▶ [WRITTEN TASK]: Filter the data for lines with the word "blue", then copy every line so identified.

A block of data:
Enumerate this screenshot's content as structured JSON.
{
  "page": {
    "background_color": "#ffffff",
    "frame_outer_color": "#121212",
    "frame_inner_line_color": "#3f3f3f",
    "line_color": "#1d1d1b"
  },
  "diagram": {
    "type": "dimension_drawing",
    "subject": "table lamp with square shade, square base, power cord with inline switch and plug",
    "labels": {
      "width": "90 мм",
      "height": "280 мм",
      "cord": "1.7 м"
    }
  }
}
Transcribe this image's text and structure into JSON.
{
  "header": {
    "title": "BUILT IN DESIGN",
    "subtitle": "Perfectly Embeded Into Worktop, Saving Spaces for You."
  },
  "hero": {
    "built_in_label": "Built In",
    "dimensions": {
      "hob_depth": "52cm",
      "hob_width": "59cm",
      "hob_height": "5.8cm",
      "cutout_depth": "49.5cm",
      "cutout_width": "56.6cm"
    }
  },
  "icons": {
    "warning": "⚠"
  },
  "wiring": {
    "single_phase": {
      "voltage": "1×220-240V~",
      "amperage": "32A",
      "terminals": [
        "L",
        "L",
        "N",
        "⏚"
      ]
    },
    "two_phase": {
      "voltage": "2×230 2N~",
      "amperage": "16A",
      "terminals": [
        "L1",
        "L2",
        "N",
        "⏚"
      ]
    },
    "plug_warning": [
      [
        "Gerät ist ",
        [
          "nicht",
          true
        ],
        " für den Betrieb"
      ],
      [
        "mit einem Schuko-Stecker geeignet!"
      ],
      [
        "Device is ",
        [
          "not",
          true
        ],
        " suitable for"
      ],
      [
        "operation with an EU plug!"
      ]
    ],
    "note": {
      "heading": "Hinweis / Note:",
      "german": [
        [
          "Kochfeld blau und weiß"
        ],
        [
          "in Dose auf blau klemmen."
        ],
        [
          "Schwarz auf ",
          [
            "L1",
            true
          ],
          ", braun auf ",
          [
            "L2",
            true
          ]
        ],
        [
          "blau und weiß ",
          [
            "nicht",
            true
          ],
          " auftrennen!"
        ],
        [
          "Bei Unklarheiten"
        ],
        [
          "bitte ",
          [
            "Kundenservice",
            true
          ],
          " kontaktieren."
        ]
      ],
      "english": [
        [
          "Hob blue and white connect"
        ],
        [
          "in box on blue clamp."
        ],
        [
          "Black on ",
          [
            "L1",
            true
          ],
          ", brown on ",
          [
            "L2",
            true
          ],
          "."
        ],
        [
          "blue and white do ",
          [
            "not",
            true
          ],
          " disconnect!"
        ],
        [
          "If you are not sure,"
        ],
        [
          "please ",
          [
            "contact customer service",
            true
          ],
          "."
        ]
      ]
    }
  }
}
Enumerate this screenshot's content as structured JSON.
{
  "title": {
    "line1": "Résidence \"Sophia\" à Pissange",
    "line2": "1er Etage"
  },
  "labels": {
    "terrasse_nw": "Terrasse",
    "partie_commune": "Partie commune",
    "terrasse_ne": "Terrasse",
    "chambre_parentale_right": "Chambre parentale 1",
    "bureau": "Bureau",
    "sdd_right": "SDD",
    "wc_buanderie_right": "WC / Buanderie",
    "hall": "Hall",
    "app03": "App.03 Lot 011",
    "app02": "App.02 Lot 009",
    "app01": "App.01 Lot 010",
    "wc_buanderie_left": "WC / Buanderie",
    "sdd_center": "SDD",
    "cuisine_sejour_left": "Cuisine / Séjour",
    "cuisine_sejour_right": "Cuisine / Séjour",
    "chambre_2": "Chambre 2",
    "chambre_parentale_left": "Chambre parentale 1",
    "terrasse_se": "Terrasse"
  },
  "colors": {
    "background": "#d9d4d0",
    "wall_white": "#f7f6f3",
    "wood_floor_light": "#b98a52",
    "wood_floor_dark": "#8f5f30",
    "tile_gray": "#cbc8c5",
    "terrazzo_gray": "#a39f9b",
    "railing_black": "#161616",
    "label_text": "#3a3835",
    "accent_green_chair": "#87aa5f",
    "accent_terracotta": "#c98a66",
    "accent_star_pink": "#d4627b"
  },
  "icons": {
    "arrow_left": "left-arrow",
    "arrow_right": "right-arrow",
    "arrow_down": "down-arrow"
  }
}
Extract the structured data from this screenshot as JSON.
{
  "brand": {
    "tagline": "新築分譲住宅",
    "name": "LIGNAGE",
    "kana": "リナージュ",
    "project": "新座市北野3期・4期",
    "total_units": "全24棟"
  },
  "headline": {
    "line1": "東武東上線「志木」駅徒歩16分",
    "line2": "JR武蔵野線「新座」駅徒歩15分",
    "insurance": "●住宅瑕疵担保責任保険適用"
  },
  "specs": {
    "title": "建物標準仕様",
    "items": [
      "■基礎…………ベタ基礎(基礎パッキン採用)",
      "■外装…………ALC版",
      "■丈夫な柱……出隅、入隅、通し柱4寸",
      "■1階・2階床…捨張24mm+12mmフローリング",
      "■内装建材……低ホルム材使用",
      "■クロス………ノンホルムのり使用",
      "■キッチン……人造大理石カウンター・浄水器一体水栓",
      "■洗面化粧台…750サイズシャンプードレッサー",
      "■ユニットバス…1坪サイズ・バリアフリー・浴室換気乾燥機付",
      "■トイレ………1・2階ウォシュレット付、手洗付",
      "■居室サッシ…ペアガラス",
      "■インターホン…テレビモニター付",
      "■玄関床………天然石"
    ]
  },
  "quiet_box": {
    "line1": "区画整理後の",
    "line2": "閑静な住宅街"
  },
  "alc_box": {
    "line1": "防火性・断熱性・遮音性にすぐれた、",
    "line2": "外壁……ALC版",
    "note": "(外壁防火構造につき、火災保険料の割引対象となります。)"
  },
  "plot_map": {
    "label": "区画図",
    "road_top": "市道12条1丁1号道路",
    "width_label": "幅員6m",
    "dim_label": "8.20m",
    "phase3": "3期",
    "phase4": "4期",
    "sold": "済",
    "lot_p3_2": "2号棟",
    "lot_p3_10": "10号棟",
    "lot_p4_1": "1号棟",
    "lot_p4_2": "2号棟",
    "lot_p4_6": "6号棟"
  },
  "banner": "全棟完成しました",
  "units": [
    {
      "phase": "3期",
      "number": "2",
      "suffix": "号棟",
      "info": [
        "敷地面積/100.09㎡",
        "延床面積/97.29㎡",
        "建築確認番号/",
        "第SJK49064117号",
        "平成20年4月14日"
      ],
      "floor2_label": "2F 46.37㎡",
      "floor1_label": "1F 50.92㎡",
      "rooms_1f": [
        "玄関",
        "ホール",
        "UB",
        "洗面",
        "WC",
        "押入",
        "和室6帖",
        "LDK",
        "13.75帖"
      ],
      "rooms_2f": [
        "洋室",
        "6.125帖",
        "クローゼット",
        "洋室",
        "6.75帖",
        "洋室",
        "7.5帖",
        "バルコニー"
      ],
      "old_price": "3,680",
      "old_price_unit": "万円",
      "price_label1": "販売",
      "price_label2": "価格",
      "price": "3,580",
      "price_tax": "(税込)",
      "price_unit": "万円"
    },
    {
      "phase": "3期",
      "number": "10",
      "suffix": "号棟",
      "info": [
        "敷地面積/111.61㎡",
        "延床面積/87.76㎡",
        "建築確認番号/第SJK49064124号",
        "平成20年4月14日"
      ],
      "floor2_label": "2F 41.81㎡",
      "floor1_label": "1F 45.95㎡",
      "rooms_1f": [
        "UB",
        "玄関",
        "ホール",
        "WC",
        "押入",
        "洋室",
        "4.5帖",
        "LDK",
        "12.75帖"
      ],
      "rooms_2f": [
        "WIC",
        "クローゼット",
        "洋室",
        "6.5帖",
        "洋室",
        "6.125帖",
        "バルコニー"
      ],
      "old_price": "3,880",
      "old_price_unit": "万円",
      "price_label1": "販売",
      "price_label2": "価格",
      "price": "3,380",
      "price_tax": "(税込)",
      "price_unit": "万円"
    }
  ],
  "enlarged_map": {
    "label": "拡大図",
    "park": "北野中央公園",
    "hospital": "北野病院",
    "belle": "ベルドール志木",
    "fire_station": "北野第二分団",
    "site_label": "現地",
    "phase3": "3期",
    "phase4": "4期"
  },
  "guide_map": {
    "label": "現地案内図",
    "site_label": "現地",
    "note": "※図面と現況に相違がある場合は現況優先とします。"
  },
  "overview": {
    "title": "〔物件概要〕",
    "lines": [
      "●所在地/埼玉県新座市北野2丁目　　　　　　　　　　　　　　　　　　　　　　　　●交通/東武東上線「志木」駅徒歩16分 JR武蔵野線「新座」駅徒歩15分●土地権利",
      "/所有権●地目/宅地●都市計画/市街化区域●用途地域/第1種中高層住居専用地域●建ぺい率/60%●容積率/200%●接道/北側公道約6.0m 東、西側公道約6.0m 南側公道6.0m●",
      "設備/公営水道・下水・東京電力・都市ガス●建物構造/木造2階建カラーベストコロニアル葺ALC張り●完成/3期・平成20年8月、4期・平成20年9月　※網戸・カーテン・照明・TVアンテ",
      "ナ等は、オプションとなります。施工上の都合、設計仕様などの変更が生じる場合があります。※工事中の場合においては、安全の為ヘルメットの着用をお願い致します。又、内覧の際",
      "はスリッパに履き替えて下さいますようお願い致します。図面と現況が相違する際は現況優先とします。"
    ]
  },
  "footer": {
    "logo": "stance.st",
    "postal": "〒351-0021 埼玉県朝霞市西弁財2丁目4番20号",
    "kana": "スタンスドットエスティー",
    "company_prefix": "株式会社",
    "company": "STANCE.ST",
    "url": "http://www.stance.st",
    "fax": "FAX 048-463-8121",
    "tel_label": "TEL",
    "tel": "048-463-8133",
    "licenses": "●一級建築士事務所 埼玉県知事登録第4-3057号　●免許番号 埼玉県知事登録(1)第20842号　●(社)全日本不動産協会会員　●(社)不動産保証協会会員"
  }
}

▶ [TASK RESPONSE]:
          "Hob blue and white connect"
          "in box on blue clamp."
          "blue and white do ",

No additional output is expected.